start RECORDED DATA

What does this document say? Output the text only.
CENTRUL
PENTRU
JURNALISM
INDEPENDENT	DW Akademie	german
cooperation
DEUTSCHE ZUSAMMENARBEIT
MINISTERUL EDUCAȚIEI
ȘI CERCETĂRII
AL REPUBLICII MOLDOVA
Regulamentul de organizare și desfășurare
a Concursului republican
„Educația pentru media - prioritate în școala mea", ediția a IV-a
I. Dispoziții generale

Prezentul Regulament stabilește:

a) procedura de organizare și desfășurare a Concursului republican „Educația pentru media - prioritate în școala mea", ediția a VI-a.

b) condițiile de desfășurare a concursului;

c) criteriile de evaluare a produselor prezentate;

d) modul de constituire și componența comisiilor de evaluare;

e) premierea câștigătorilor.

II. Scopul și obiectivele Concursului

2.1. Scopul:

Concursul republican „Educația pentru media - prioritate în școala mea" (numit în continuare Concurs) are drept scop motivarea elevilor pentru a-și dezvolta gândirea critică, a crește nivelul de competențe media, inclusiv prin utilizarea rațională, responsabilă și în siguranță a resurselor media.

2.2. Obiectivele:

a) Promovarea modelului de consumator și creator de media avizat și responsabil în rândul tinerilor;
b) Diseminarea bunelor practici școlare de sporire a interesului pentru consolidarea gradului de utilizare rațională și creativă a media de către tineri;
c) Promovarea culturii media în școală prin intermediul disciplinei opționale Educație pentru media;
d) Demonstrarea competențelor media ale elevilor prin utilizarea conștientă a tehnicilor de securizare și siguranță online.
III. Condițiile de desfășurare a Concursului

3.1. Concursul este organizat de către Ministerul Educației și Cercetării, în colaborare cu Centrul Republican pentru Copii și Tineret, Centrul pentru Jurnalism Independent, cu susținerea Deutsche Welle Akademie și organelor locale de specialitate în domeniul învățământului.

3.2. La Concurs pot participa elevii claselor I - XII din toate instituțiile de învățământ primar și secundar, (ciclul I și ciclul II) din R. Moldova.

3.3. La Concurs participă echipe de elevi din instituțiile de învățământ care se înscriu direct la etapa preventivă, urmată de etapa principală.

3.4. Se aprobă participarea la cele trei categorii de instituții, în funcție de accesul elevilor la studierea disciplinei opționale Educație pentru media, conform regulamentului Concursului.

end RECORDED DATA

# TASK DESCRIPTION
Without changing a word, restate the whole listing.

# TASK ANSWER
What does this document say? Output the text only.
CENTRUL
PENTRU
JURNALISM
INDEPENDENT	DW Akademie	german
cooperation
DEUTSCHE ZUSAMMENARBEIT
MINISTERUL EDUCAȚIEI
ȘI CERCETĂRII
AL REPUBLICII MOLDOVA
Regulamentul de organizare și desfășurare
a Concursului republican
„Educația pentru media - prioritate în școala mea", ediția a IV-a
I. Dispoziții generale

Prezentul Regulament stabilește:

a) procedura de organizare și desfășurare a Concursului republican „Educația pentru media - prioritate în școala mea", ediția a VI-a.

b) condițiile de desfășurare a concursului;

c) criteriile de evaluare a produselor prezentate;

d) modul de constituire și componența comisiilor de evaluare;

e) premierea câștigătorilor.

II. Scopul și obiectivele Concursului

2.1. Scopul:

Concursul republican „Educația pentru media - prioritate în școala mea" (numit în continuare Concurs) are drept scop motivarea elevilor pentru a-și dezvolta gândirea critică, a crește nivelul de competențe media, inclusiv prin utilizarea rațională, responsabilă și în siguranță a resurselor media.

2.2. Obiectivele:

a) Promovarea modelului de consumator și creator de media avizat și responsabil în rândul tinerilor;
b) Diseminarea bunelor practici școlare de sporire a interesului pentru consolidarea gradului de utilizare rațională și creativă a media de către tineri;
c) Promovarea culturii media în școală prin intermediul disciplinei opționale Educație pentru media;
d) Demonstrarea competențelor media ale elevilor prin utilizarea conștientă a tehnicilor de securizare și siguranță online.
III. Condițiile de desfășurare a Concursului

3.1. Concursul este organizat de către Ministerul Educației și Cercetării, în colaborare cu Centrul Republican pentru Copii și Tineret, Centrul pentru Jurnalism Independent, cu susținerea Deutsche Welle Akademie și organelor locale de specialitate în domeniul învățământului.

3.2. La Concurs pot participa elevii claselor I - XII din toate instituțiile de învățământ primar și secundar, (ciclul I și ciclul II) din R. Moldova.

3.3. La Concurs participă echipe de elevi din instituțiile de învățământ care se înscriu direct la etapa preventivă, urmată de etapa principală.

3.4. Se aprobă participarea la cele trei categorii de instituții, în funcție de accesul elevilor la studierea disciplinei opționale Educație pentru media, conform regulamentului Concursului.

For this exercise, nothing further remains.